■ The problem ■
Each line below should be quoted exactly, please.

■ Supplied records ■
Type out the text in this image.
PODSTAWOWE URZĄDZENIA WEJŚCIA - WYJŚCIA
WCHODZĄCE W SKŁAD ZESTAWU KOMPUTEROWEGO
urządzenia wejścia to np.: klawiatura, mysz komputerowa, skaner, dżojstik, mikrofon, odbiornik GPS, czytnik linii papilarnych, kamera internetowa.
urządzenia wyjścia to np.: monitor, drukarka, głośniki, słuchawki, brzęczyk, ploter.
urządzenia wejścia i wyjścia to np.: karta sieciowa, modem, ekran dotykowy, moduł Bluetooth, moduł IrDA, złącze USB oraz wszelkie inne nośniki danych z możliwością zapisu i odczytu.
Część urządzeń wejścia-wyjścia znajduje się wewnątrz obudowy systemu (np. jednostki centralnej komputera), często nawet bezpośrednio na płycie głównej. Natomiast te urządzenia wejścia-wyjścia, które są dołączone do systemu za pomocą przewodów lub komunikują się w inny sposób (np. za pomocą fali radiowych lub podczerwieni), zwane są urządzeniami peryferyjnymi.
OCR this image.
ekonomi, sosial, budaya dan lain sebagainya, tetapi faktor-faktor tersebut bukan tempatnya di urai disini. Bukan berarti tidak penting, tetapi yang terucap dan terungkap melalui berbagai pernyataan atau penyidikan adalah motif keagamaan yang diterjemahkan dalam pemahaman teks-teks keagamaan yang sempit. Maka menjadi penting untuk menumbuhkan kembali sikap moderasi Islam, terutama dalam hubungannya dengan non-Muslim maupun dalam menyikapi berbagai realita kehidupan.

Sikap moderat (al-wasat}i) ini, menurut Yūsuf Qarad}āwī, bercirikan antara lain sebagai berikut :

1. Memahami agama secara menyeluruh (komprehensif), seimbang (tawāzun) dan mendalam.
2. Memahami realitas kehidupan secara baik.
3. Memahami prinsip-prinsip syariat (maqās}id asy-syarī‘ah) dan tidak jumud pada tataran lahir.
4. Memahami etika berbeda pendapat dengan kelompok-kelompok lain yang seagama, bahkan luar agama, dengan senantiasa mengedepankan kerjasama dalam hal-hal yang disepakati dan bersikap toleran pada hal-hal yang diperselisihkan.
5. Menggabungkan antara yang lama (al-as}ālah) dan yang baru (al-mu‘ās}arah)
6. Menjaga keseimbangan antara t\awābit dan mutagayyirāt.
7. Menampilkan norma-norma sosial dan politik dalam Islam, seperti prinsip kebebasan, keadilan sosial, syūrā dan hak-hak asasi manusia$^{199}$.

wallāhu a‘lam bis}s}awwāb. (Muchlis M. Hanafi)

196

■ Completed exercise ■
Type out the text in this image.
PODSTAWOWE URZĄDZENIA WEJŚCIA - WYJŚCIA
WCHODZĄCE W SKŁAD ZESTAWU KOMPUTEROWEGO
urządzenia wejścia to np.: klawiatura, mysz komputerowa, skaner, dżojstik, mikrofon, odbiornik GPS, czytnik linii papilarnych, kamera internetowa.
urządzenia wyjścia to np.: monitor, drukarka, głośniki, słuchawki, brzęczyk, ploter.
urządzenia wejścia i wyjścia to np.: karta sieciowa, modem, ekran dotykowy, moduł Bluetooth, moduł IrDA, złącze USB oraz wszelkie inne nośniki danych z możliwością zapisu i odczytu.
Część urządzeń wejścia-wyjścia znajduje się wewnątrz obudowy systemu (np. jednostki centralnej komputera), często nawet bezpośrednio na płycie głównej. Natomiast te urządzenia wejścia-wyjścia, które są dołączone do systemu za pomocą przewodów lub komunikują się w inny sposób (np. za pomocą fali radiowych lub podczerwieni), zwane są urządzeniami peryferyjnymi.
OCR this image.
ekonomi, sosial, budaya dan lain sebagainya, tetapi faktor-faktor tersebut bukan tempatnya di urai disini. Bukan berarti tidak penting, tetapi yang terucap dan terungkap melalui berbagai pernyataan atau penyidikan adalah motif keagamaan yang diterjemahkan dalam pemahaman teks-teks keagamaan yang sempit. Maka menjadi penting untuk menumbuhkan kembali sikap moderasi Islam, terutama dalam hubungannya dengan non-Muslim maupun dalam menyikapi berbagai realita kehidupan.

Sikap moderat (al-wasat}i) ini, menurut Yūsuf Qarad}āwī, bercirikan antara lain sebagai berikut :

1. Memahami agama secara menyeluruh (komprehensif), seimbang (tawāzun) dan mendalam.
2. Memahami realitas kehidupan secara baik.
3. Memahami prinsip-prinsip syariat (maqās}id asy-syarī‘ah) dan tidak jumud pada tataran lahir.
4. Memahami etika berbeda pendapat dengan kelompok-kelompok lain yang seagama, bahkan luar agama, dengan senantiasa mengedepankan kerjasama dalam hal-hal yang disepakati dan bersikap toleran pada hal-hal yang diperselisihkan.
5. Menggabungkan antara yang lama (al-as}ālah) dan yang baru (al-mu‘ās}arah)
6. Menjaga keseimbangan antara t\awābit dan mutagayyirāt.
7. Menampilkan norma-norma sosial dan politik dalam Islam, seperti prinsip kebebasan, keadilan sosial, syūrā dan hak-hak asasi manusia$^{199}$.

wallāhu a‘lam bis}s}awwāb. (Muchlis M. Hanafi)

196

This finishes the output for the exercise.